* _Problem to work on_
Show all lines of the listing that hold the word "Atlas".

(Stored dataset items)
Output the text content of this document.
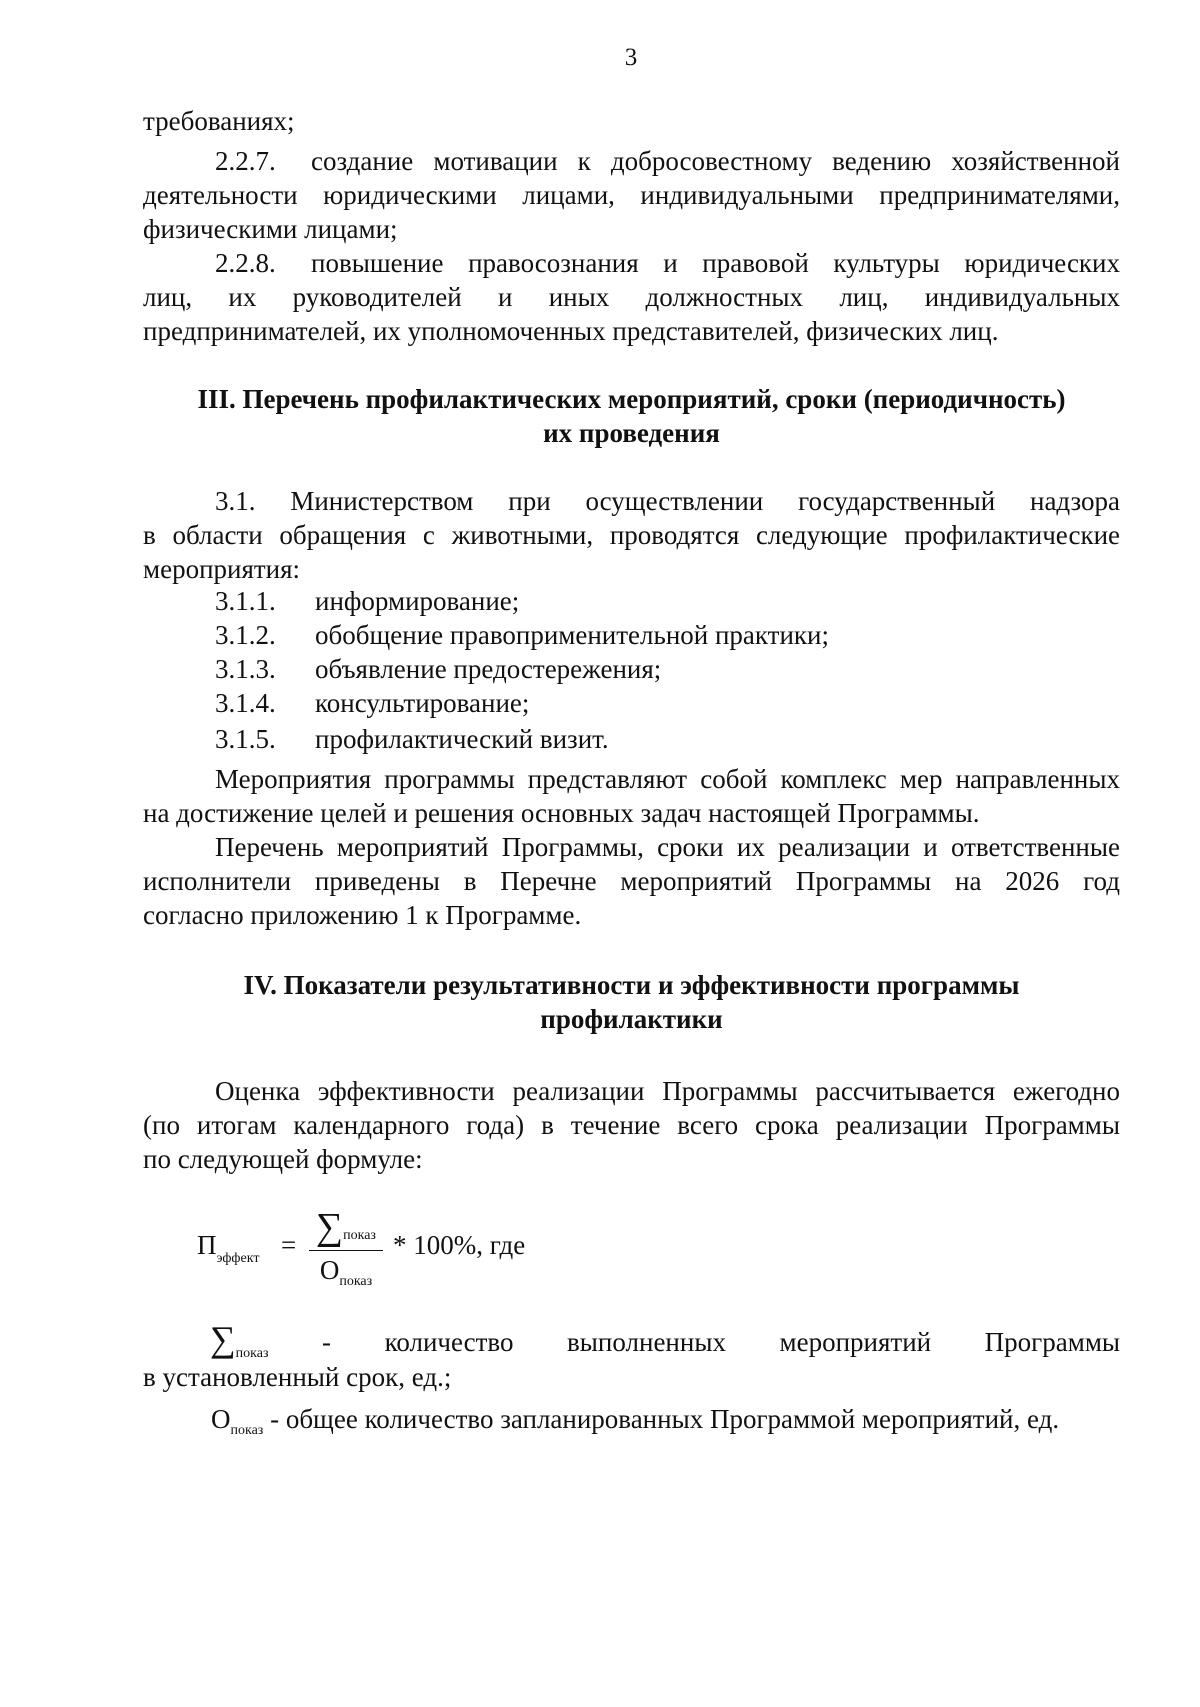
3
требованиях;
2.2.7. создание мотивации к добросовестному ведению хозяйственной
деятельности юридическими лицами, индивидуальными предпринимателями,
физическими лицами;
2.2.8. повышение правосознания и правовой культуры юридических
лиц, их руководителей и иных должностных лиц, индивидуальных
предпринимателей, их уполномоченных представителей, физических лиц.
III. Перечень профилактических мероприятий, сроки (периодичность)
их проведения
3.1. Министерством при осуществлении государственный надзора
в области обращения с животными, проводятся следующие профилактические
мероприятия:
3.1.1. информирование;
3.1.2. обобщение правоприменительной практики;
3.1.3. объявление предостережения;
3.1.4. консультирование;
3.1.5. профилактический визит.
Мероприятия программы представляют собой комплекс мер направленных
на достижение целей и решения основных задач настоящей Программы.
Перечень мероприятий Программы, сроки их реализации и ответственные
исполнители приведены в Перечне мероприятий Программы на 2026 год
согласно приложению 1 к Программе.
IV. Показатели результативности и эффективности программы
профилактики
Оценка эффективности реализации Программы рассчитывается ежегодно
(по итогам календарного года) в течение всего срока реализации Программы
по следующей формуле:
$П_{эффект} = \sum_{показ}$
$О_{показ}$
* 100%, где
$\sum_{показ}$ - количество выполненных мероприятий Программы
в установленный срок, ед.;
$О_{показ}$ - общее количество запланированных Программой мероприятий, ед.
==
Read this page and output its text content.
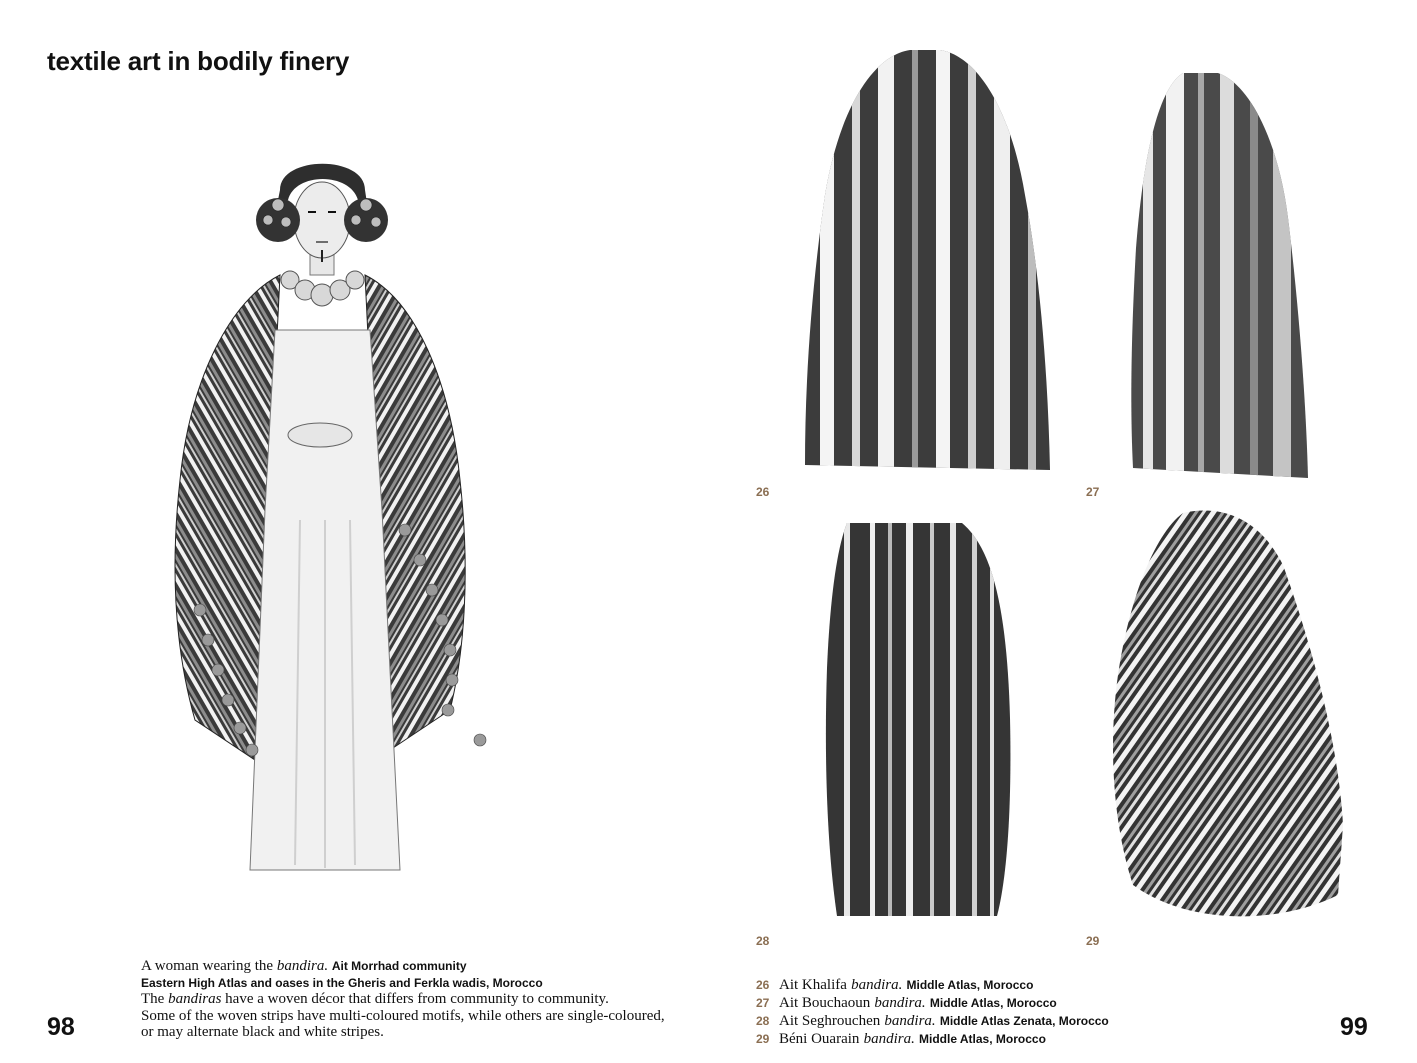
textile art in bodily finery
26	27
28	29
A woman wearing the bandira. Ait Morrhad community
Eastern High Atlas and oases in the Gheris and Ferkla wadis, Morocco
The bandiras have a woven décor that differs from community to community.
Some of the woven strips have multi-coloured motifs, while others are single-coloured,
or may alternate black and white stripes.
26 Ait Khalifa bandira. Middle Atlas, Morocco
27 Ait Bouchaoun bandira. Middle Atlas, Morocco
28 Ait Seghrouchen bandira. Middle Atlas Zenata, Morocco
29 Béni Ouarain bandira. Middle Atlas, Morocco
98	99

* _Response for this exercise_
Eastern High Atlas and oases in the Gheris and Ferkla wadis, Morocco
26 Ait Khalifa bandira. Middle Atlas, Morocco
27 Ait Bouchaoun bandira. Middle Atlas, Morocco
28 Ait Seghrouchen bandira. Middle Atlas Zenata, Morocco
29 Béni Ouarain bandira. Middle Atlas, Morocco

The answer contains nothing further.